▶ **Job**: Look through the data below. Show each line where the string "learning" occurs.

(Dataset excerpts)
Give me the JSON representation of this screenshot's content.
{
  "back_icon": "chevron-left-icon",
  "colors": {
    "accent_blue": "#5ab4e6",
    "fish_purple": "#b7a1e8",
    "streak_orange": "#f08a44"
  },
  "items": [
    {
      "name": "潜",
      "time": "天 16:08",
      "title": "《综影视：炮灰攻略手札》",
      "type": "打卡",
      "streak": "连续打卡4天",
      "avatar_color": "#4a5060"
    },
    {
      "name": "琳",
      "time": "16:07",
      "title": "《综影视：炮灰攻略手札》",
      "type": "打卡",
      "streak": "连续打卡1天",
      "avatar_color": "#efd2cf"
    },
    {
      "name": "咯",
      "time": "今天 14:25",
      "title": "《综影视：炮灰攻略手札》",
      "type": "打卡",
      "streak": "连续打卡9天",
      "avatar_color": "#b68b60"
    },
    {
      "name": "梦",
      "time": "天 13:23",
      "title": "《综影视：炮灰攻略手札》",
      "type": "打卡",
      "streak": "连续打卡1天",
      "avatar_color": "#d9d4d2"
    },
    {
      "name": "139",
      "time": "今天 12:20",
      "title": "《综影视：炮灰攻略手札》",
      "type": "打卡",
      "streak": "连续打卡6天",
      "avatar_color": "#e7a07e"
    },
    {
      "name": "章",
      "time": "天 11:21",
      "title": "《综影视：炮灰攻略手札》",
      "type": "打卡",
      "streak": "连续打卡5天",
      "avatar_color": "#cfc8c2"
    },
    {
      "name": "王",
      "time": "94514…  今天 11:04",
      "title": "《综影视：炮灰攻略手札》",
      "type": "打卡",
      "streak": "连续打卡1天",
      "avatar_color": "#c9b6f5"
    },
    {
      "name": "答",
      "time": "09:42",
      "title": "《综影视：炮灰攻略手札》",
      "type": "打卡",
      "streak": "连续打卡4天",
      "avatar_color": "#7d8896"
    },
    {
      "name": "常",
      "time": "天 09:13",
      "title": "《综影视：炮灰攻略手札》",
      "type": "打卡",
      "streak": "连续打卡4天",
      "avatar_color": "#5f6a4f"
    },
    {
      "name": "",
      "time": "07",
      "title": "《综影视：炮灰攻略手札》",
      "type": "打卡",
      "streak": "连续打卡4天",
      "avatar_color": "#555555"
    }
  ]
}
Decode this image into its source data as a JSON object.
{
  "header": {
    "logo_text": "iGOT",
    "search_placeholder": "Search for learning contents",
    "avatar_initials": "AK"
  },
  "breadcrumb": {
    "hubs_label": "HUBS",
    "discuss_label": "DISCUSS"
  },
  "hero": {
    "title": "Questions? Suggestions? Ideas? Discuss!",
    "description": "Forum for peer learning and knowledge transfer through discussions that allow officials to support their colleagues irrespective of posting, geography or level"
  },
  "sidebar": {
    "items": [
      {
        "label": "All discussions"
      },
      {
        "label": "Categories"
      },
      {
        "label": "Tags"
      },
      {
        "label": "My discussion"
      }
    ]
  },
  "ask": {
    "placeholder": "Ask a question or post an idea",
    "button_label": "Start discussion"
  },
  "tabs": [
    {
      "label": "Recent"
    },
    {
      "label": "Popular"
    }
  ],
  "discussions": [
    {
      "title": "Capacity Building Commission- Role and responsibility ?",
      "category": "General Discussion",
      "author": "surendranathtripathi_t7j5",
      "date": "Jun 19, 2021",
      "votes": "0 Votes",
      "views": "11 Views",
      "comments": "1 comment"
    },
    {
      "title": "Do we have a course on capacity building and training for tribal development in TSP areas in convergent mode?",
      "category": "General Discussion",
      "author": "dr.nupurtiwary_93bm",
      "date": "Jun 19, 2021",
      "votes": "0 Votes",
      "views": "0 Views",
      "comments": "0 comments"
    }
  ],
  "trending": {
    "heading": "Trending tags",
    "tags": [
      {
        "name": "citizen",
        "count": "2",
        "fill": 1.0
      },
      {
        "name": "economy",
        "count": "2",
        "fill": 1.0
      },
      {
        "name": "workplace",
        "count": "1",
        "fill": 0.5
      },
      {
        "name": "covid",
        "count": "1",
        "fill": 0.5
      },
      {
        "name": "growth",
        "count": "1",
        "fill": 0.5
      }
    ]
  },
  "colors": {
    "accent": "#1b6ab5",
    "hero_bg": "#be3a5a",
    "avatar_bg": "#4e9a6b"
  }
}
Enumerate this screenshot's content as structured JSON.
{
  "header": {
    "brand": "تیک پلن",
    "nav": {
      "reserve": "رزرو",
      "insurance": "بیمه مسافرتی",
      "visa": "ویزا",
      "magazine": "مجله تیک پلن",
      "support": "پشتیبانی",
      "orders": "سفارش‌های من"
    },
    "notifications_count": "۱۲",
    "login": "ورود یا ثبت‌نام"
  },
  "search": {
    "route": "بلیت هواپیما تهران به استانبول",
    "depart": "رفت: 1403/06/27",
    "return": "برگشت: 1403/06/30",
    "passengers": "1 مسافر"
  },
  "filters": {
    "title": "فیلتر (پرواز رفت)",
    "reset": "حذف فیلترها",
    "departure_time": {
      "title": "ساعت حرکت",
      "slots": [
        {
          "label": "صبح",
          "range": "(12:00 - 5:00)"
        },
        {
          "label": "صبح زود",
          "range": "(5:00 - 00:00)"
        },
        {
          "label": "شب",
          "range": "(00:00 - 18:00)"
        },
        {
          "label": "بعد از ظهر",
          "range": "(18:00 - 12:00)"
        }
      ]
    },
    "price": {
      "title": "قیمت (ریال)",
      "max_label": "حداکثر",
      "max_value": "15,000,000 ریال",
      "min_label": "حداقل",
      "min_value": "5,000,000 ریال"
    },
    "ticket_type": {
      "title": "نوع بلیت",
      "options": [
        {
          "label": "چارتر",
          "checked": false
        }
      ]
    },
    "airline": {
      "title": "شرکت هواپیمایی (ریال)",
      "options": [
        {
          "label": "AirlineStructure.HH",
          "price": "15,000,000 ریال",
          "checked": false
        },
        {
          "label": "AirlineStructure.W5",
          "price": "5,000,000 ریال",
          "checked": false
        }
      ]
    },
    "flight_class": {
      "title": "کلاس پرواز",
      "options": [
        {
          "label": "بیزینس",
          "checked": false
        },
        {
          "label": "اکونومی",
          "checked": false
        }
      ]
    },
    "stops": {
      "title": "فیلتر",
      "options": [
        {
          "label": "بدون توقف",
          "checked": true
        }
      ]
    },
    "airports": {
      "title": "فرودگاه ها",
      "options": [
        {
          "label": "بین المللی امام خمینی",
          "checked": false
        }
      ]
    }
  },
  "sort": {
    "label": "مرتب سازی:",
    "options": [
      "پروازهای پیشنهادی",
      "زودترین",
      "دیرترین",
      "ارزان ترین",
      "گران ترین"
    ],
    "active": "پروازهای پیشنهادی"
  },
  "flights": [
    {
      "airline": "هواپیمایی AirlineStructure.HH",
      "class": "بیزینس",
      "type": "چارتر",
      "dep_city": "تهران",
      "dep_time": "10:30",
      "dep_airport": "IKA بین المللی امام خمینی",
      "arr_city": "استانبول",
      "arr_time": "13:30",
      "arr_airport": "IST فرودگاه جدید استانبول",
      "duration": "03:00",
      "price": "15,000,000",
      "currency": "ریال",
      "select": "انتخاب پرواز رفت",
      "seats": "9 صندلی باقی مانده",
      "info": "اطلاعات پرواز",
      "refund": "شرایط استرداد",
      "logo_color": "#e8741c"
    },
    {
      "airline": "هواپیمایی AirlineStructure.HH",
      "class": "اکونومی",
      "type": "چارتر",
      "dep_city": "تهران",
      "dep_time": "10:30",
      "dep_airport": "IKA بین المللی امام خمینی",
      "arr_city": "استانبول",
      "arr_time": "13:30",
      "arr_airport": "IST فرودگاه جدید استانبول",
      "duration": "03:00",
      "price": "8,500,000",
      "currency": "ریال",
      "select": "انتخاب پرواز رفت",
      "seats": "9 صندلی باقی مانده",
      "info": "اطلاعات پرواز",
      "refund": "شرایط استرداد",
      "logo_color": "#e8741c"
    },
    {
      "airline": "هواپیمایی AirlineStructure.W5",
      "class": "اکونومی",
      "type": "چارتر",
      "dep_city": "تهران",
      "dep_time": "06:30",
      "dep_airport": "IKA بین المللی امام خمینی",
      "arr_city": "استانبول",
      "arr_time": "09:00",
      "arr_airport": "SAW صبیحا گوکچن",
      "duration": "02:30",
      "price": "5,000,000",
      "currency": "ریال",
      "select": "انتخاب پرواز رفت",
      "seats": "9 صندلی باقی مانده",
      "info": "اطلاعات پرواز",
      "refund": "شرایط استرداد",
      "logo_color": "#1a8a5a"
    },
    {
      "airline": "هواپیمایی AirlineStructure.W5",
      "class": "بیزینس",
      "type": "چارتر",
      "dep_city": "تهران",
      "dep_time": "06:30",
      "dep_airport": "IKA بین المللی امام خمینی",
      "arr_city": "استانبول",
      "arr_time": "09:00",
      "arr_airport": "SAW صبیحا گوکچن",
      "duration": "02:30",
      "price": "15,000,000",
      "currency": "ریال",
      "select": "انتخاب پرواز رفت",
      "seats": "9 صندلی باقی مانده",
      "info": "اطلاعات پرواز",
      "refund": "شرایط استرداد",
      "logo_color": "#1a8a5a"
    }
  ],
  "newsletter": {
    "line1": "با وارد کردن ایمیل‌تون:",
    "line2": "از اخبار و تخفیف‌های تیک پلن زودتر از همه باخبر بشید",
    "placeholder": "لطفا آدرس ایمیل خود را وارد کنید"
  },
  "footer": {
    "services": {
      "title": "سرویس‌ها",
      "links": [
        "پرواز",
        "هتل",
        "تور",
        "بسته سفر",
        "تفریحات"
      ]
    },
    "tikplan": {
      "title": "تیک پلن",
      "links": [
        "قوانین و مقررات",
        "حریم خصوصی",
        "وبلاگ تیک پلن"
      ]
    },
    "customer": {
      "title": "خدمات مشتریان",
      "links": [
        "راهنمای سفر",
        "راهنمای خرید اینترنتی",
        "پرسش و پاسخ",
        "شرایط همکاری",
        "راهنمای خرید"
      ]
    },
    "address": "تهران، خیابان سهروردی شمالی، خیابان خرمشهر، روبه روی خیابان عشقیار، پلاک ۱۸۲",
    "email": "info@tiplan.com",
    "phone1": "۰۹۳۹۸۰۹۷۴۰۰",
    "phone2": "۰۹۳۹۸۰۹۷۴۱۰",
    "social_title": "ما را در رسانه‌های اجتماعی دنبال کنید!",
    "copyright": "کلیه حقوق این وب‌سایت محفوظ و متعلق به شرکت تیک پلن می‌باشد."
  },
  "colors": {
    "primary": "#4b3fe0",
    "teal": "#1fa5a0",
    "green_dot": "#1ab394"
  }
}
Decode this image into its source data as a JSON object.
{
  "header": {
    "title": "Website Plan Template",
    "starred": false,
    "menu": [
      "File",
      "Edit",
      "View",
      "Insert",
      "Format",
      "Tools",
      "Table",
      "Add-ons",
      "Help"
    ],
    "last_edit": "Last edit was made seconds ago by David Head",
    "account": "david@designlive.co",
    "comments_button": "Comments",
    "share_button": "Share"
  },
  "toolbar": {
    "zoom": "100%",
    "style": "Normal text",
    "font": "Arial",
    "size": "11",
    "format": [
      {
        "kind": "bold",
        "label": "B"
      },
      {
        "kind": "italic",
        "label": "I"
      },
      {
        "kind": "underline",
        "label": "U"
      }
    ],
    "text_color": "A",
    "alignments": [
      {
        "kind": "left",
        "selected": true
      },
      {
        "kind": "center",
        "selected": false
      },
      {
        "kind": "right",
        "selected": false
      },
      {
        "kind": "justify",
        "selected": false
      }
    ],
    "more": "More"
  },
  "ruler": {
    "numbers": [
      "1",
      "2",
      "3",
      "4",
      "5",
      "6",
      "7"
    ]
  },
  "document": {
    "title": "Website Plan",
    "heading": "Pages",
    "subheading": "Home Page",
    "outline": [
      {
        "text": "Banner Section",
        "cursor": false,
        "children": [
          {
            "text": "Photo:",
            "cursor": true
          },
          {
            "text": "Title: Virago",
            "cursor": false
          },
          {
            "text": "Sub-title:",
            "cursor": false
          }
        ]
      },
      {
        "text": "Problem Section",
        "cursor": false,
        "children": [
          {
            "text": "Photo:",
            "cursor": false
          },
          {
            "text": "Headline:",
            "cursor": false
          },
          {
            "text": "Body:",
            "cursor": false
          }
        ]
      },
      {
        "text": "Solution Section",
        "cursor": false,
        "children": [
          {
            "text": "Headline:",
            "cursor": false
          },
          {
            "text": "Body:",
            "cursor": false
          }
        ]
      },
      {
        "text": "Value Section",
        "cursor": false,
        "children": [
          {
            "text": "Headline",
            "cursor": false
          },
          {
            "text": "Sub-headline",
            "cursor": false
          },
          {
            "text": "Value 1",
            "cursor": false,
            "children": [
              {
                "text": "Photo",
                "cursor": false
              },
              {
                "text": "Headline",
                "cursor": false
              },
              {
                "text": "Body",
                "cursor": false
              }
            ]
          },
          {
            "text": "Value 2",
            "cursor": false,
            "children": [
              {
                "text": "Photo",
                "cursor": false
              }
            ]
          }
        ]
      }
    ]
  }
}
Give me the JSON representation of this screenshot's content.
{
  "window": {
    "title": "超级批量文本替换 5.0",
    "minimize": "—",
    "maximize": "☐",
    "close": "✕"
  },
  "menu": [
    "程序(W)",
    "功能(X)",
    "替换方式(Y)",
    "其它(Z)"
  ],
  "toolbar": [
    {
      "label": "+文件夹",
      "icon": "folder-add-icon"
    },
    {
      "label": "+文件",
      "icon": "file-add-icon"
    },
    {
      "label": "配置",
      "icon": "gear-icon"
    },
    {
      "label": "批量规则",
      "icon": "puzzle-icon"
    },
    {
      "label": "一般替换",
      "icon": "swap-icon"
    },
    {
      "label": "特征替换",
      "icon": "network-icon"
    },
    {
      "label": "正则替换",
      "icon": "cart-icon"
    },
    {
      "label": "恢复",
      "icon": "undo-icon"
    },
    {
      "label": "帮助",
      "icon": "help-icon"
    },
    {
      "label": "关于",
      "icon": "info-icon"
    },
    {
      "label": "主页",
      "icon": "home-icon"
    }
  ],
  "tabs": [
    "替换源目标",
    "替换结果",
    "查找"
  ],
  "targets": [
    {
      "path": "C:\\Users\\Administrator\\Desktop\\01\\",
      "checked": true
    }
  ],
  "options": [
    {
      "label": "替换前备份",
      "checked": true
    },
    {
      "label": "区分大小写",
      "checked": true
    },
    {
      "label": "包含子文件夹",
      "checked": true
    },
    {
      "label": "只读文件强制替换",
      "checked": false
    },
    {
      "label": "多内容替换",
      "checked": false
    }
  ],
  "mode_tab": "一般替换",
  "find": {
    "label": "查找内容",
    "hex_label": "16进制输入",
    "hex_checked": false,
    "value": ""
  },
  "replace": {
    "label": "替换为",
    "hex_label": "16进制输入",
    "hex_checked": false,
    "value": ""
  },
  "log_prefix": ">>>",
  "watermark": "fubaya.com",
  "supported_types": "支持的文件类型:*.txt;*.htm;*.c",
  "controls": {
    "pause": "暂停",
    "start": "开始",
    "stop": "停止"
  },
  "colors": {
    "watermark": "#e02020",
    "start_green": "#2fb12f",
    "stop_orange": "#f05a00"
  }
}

▶ **Complete output**:
    "search_placeholder": "Search for learning contents",
    "description": "Forum for peer learning and knowledge transfer through discussions that allow officials to support their colleagues irrespective of posting, geography or level"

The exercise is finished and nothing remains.